Aim of the task: Read the listing below and copy out every line that holds "每艘净吨位为".

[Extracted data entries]
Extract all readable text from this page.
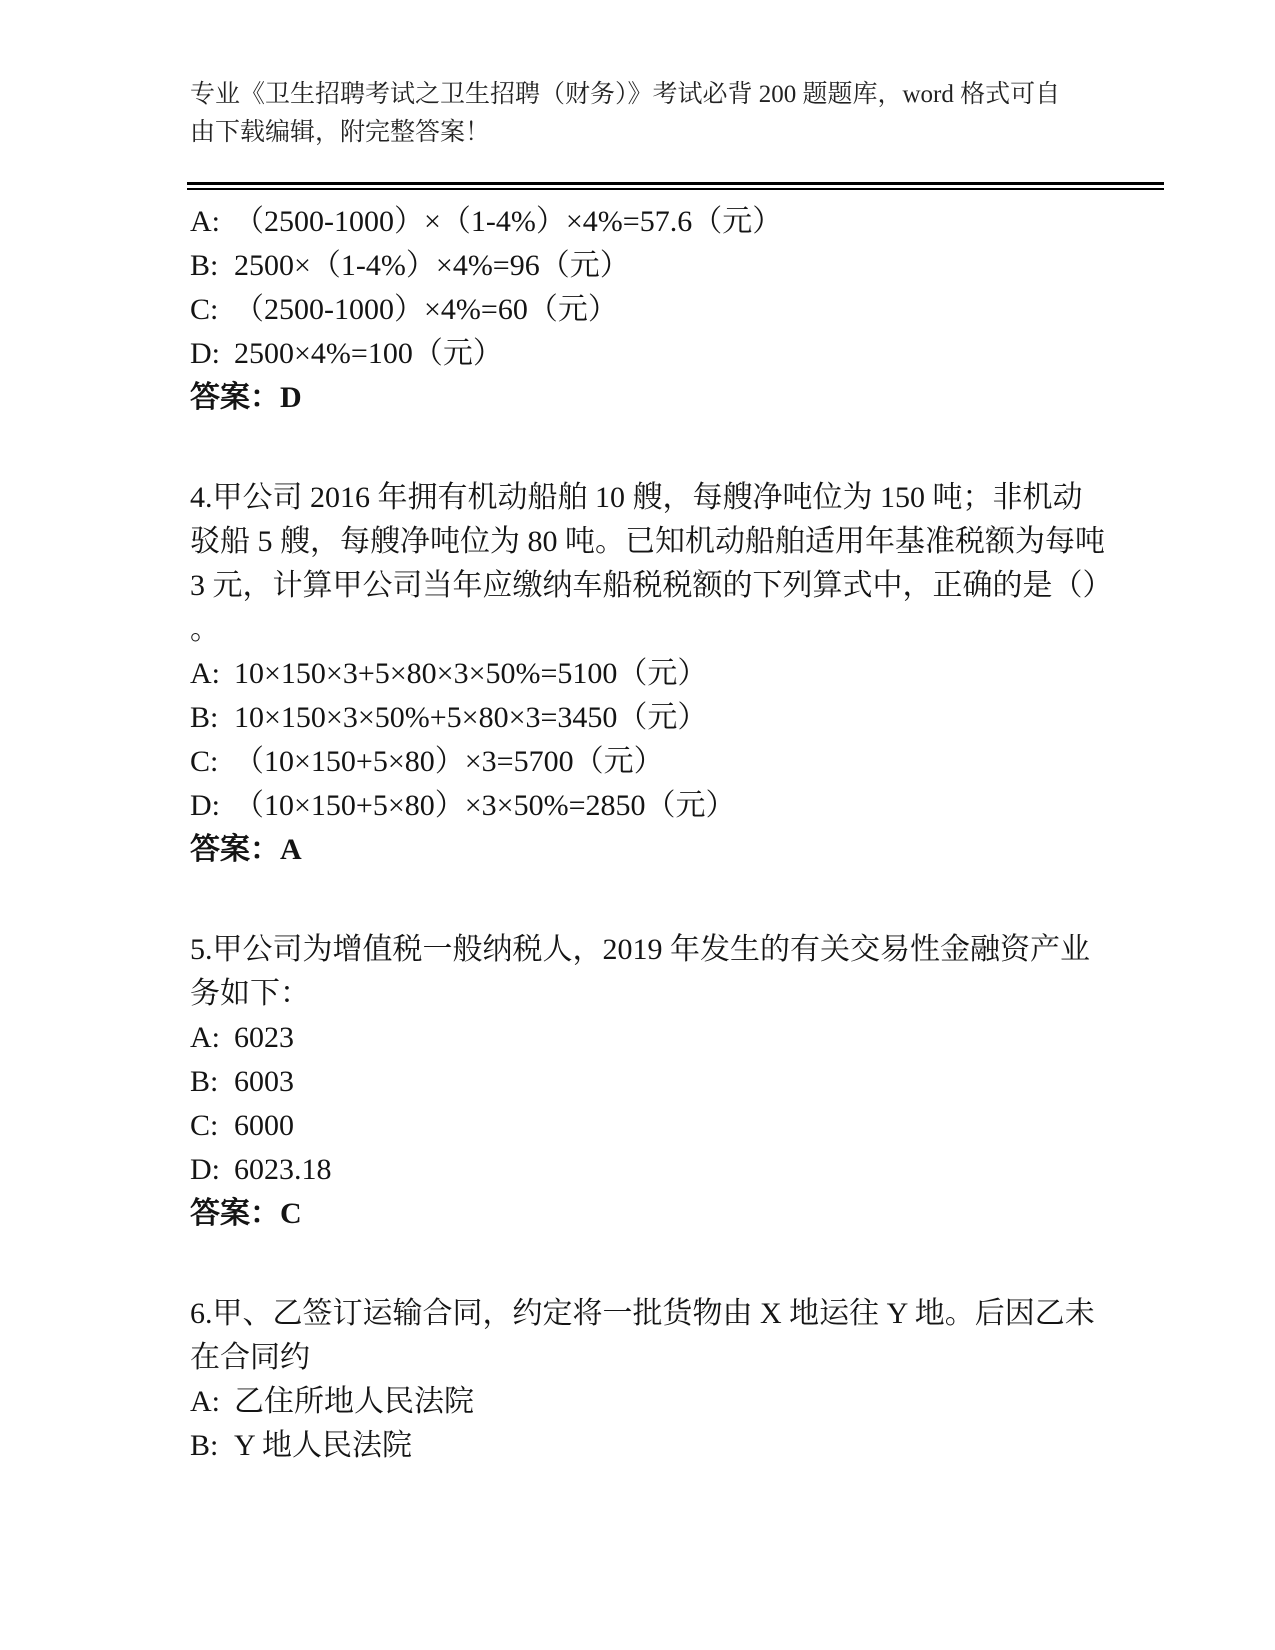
专业《卫生招聘考试之卫生招聘（财务）》考试必背 200 题题库，word 格式可自
由下载编辑，附完整答案！
A: （2500-1000）×（1-4%）×4%=57.6（元）
B: 2500×（1-4%）×4%=96（元）
C: （2500-1000）×4%=60（元）
D: 2500×4%=100（元）
答案：D
4.甲公司 2016 年拥有机动船舶 10 艘，每艘净吨位为 150 吨；非机动
驳船 5 艘，每艘净吨位为 80 吨。已知机动船舶适用年基准税额为每吨
3 元，计算甲公司当年应缴纳车船税税额的下列算式中，正确的是（）
。
A: 10×150×3+5×80×3×50%=5100（元）
B: 10×150×3×50%+5×80×3=3450（元）
C: （10×150+5×80）×3=5700（元）
D: （10×150+5×80）×3×50%=2850（元）
答案：A
5.甲公司为增值税一般纳税人，2019 年发生的有关交易性金融资产业
务如下：
A: 6023
B: 6003
C: 6000
D: 6023.18
答案：C
6.甲、乙签订运输合同，约定将一批货物由 X 地运往 Y 地。后因乙未
在合同约
A: 乙住所地人民法院
B: Y 地人民法院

Task output:
4.甲公司 2016 年拥有机动船舶 10 艘，每艘净吨位为 150 吨；非机动
驳船 5 艘，每艘净吨位为 80 吨。已知机动船舶适用年基准税额为每吨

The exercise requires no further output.